> **To be done**
Write out the entries below once more, exactly.

> **Data for this exercise**
= = = =

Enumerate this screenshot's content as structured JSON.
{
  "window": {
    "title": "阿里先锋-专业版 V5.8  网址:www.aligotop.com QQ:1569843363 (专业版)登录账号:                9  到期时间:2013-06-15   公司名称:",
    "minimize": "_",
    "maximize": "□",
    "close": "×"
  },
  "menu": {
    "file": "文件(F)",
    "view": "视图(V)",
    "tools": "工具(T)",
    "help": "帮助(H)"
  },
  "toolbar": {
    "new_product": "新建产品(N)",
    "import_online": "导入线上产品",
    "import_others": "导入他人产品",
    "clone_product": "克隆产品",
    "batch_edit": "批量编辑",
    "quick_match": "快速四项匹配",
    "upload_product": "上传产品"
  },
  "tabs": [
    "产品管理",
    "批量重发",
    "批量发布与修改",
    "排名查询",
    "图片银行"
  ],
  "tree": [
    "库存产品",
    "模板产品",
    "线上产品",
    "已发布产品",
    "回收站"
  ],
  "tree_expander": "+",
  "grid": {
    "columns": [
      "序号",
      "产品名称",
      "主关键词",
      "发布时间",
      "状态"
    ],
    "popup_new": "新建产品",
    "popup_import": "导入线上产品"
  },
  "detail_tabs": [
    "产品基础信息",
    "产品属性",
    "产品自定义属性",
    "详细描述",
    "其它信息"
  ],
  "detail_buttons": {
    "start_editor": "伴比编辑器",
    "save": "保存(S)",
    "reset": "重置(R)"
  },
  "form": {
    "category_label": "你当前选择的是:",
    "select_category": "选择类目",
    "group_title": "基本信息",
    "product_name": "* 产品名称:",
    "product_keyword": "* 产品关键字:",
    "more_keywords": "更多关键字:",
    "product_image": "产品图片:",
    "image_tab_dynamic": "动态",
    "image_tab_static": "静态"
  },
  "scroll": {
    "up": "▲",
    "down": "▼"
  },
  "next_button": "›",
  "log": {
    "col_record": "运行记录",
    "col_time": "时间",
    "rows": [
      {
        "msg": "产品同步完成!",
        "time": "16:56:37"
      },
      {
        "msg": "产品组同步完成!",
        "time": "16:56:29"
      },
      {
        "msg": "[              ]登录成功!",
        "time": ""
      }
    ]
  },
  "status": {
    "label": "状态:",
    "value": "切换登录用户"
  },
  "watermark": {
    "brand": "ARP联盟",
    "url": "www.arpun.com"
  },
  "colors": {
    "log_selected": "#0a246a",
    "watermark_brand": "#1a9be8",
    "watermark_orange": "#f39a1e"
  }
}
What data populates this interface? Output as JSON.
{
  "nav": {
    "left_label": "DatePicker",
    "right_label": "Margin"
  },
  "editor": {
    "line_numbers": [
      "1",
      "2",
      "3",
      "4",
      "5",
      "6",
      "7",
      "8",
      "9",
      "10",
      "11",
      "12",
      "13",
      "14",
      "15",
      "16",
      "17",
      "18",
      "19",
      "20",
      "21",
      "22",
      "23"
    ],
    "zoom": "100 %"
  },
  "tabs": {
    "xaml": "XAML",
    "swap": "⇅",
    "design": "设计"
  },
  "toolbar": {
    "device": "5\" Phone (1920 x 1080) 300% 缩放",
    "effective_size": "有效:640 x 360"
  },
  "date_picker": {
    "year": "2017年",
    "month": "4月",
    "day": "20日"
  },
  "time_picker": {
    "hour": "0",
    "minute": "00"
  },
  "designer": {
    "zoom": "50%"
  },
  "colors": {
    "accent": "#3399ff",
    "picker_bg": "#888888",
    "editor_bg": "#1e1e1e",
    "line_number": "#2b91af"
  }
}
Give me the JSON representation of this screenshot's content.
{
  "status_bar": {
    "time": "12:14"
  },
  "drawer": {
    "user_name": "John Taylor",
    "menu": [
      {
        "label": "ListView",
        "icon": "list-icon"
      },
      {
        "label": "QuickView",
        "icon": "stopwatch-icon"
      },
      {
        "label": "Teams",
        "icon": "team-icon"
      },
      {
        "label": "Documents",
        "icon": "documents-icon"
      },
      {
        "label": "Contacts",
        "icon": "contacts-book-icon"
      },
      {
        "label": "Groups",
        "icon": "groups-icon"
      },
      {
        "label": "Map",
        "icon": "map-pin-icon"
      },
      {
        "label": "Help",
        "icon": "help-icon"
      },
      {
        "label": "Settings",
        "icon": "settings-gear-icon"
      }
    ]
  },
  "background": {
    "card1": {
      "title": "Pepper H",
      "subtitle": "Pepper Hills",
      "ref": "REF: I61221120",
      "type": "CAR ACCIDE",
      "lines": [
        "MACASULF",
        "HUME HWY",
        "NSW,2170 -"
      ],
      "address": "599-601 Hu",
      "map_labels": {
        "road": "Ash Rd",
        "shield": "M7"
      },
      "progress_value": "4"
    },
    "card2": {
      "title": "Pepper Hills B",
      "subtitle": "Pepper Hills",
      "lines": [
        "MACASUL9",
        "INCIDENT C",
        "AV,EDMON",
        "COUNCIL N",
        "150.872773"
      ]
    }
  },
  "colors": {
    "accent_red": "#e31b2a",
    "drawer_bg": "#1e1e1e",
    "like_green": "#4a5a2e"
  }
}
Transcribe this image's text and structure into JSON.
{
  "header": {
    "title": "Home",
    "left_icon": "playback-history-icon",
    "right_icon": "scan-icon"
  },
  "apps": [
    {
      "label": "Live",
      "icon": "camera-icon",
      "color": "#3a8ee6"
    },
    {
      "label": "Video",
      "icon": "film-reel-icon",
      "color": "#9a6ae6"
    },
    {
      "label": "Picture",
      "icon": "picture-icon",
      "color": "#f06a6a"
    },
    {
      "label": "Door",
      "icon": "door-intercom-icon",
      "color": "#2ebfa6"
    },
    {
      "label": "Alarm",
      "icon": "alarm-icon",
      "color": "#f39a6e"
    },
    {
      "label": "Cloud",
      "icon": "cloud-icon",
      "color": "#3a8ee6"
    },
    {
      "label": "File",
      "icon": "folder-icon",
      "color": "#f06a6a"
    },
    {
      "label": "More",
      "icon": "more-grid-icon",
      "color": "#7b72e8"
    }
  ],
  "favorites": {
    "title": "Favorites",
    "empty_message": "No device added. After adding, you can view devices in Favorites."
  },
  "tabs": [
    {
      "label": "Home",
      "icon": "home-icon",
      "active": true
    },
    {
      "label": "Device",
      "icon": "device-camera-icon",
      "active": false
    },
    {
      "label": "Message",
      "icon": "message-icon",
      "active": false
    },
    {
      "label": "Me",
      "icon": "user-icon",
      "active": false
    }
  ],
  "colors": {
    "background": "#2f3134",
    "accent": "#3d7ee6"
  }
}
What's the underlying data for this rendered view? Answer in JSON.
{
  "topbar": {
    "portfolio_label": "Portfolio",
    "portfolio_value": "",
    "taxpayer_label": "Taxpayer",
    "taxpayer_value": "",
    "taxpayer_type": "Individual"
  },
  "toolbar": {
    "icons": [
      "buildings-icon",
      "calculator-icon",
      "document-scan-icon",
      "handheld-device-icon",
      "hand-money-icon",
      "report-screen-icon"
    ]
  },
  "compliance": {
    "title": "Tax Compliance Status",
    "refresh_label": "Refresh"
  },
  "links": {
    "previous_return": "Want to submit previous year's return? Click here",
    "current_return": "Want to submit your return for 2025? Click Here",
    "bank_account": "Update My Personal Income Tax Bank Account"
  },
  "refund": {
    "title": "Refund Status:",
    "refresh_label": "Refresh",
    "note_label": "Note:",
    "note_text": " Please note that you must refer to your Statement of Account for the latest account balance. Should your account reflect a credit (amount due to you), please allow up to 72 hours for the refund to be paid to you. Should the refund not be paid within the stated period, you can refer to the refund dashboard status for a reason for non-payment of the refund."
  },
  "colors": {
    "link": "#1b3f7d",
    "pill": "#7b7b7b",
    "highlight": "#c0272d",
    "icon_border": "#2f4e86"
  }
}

= = = =

> **Worked solution**
Enumerate this screenshot's content as structured JSON.
{
  "window": {
    "title": "阿里先锋-专业版 V5.8  网址:www.aligotop.com QQ:1569843363 (专业版)登录账号:                9  到期时间:2013-06-15   公司名称:",
    "minimize": "_",
    "maximize": "□",
    "close": "×"
  },
  "menu": {
    "file": "文件(F)",
    "view": "视图(V)",
    "tools": "工具(T)",
    "help": "帮助(H)"
  },
  "toolbar": {
    "new_product": "新建产品(N)",
    "import_online": "导入线上产品",
    "import_others": "导入他人产品",
    "clone_product": "克隆产品",
    "batch_edit": "批量编辑",
    "quick_match": "快速四项匹配",
    "upload_product": "上传产品"
  },
  "tabs": [
    "产品管理",
    "批量重发",
    "批量发布与修改",
    "排名查询",
    "图片银行"
  ],
  "tree": [
    "库存产品",
    "模板产品",
    "线上产品",
    "已发布产品",
    "回收站"
  ],
  "tree_expander": "+",
  "grid": {
    "columns": [
      "序号",
      "产品名称",
      "主关键词",
      "发布时间",
      "状态"
    ],
    "popup_new": "新建产品",
    "popup_import": "导入线上产品"
  },
  "detail_tabs": [
    "产品基础信息",
    "产品属性",
    "产品自定义属性",
    "详细描述",
    "其它信息"
  ],
  "detail_buttons": {
    "start_editor": "伴比编辑器",
    "save": "保存(S)",
    "reset": "重置(R)"
  },
  "form": {
    "category_label": "你当前选择的是:",
    "select_category": "选择类目",
    "group_title": "基本信息",
    "product_name": "* 产品名称:",
    "product_keyword": "* 产品关键字:",
    "more_keywords": "更多关键字:",
    "product_image": "产品图片:",
    "image_tab_dynamic": "动态",
    "image_tab_static": "静态"
  },
  "scroll": {
    "up": "▲",
    "down": "▼"
  },
  "next_button": "›",
  "log": {
    "col_record": "运行记录",
    "col_time": "时间",
    "rows": [
      {
        "msg": "产品同步完成!",
        "time": "16:56:37"
      },
      {
        "msg": "产品组同步完成!",
        "time": "16:56:29"
      },
      {
        "msg": "[              ]登录成功!",
        "time": ""
      }
    ]
  },
  "status": {
    "label": "状态:",
    "value": "切换登录用户"
  },
  "watermark": {
    "brand": "ARP联盟",
    "url": "www.arpun.com"
  },
  "colors": {
    "log_selected": "#0a246a",
    "watermark_brand": "#1a9be8",
    "watermark_orange": "#f39a1e"
  }
}
What data populates this interface? Output as JSON.
{
  "nav": {
    "left_label": "DatePicker",
    "right_label": "Margin"
  },
  "editor": {
    "line_numbers": [
      "1",
      "2",
      "3",
      "4",
      "5",
      "6",
      "7",
      "8",
      "9",
      "10",
      "11",
      "12",
      "13",
      "14",
      "15",
      "16",
      "17",
      "18",
      "19",
      "20",
      "21",
      "22",
      "23"
    ],
    "zoom": "100 %"
  },
  "tabs": {
    "xaml": "XAML",
    "swap": "⇅",
    "design": "设计"
  },
  "toolbar": {
    "device": "5\" Phone (1920 x 1080) 300% 缩放",
    "effective_size": "有效:640 x 360"
  },
  "date_picker": {
    "year": "2017年",
    "month": "4月",
    "day": "20日"
  },
  "time_picker": {
    "hour": "0",
    "minute": "00"
  },
  "designer": {
    "zoom": "50%"
  },
  "colors": {
    "accent": "#3399ff",
    "picker_bg": "#888888",
    "editor_bg": "#1e1e1e",
    "line_number": "#2b91af"
  }
}
Give me the JSON representation of this screenshot's content.
{
  "status_bar": {
    "time": "12:14"
  },
  "drawer": {
    "user_name": "John Taylor",
    "menu": [
      {
        "label": "ListView",
        "icon": "list-icon"
      },
      {
        "label": "QuickView",
        "icon": "stopwatch-icon"
      },
      {
        "label": "Teams",
        "icon": "team-icon"
      },
      {
        "label": "Documents",
        "icon": "documents-icon"
      },
      {
        "label": "Contacts",
        "icon": "contacts-book-icon"
      },
      {
        "label": "Groups",
        "icon": "groups-icon"
      },
      {
        "label": "Map",
        "icon": "map-pin-icon"
      },
      {
        "label": "Help",
        "icon": "help-icon"
      },
      {
        "label": "Settings",
        "icon": "settings-gear-icon"
      }
    ]
  },
  "background": {
    "card1": {
      "title": "Pepper H",
      "subtitle": "Pepper Hills",
      "ref": "REF: I61221120",
      "type": "CAR ACCIDE",
      "lines": [
        "MACASULF",
        "HUME HWY",
        "NSW,2170 -"
      ],
      "address": "599-601 Hu",
      "map_labels": {
        "road": "Ash Rd",
        "shield": "M7"
      },
      "progress_value": "4"
    },
    "card2": {
      "title": "Pepper Hills B",
      "subtitle": "Pepper Hills",
      "lines": [
        "MACASUL9",
        "INCIDENT C",
        "AV,EDMON",
        "COUNCIL N",
        "150.872773"
      ]
    }
  },
  "colors": {
    "accent_red": "#e31b2a",
    "drawer_bg": "#1e1e1e",
    "like_green": "#4a5a2e"
  }
}
Transcribe this image's text and structure into JSON.
{
  "header": {
    "title": "Home",
    "left_icon": "playback-history-icon",
    "right_icon": "scan-icon"
  },
  "apps": [
    {
      "label": "Live",
      "icon": "camera-icon",
      "color": "#3a8ee6"
    },
    {
      "label": "Video",
      "icon": "film-reel-icon",
      "color": "#9a6ae6"
    },
    {
      "label": "Picture",
      "icon": "picture-icon",
      "color": "#f06a6a"
    },
    {
      "label": "Door",
      "icon": "door-intercom-icon",
      "color": "#2ebfa6"
    },
    {
      "label": "Alarm",
      "icon": "alarm-icon",
      "color": "#f39a6e"
    },
    {
      "label": "Cloud",
      "icon": "cloud-icon",
      "color": "#3a8ee6"
    },
    {
      "label": "File",
      "icon": "folder-icon",
      "color": "#f06a6a"
    },
    {
      "label": "More",
      "icon": "more-grid-icon",
      "color": "#7b72e8"
    }
  ],
  "favorites": {
    "title": "Favorites",
    "empty_message": "No device added. After adding, you can view devices in Favorites."
  },
  "tabs": [
    {
      "label": "Home",
      "icon": "home-icon",
      "active": true
    },
    {
      "label": "Device",
      "icon": "device-camera-icon",
      "active": false
    },
    {
      "label": "Message",
      "icon": "message-icon",
      "active": false
    },
    {
      "label": "Me",
      "icon": "user-icon",
      "active": false
    }
  ],
  "colors": {
    "background": "#2f3134",
    "accent": "#3d7ee6"
  }
}
What's the underlying data for this rendered view? Answer in JSON.
{
  "topbar": {
    "portfolio_label": "Portfolio",
    "portfolio_value": "",
    "taxpayer_label": "Taxpayer",
    "taxpayer_value": "",
    "taxpayer_type": "Individual"
  },
  "toolbar": {
    "icons": [
      "buildings-icon",
      "calculator-icon",
      "document-scan-icon",
      "handheld-device-icon",
      "hand-money-icon",
      "report-screen-icon"
    ]
  },
  "compliance": {
    "title": "Tax Compliance Status",
    "refresh_label": "Refresh"
  },
  "links": {
    "previous_return": "Want to submit previous year's return? Click here",
    "current_return": "Want to submit your return for 2025? Click Here",
    "bank_account": "Update My Personal Income Tax Bank Account"
  },
  "refund": {
    "title": "Refund Status:",
    "refresh_label": "Refresh",
    "note_label": "Note:",
    "note_text": " Please note that you must refer to your Statement of Account for the latest account balance. Should your account reflect a credit (amount due to you), please allow up to 72 hours for the refund to be paid to you. Should the refund not be paid within the stated period, you can refer to the refund dashboard status for a reason for non-payment of the refund."
  },
  "colors": {
    "link": "#1b3f7d",
    "pill": "#7b7b7b",
    "highlight": "#c0272d",
    "icon_border": "#2f4e86"
  }
}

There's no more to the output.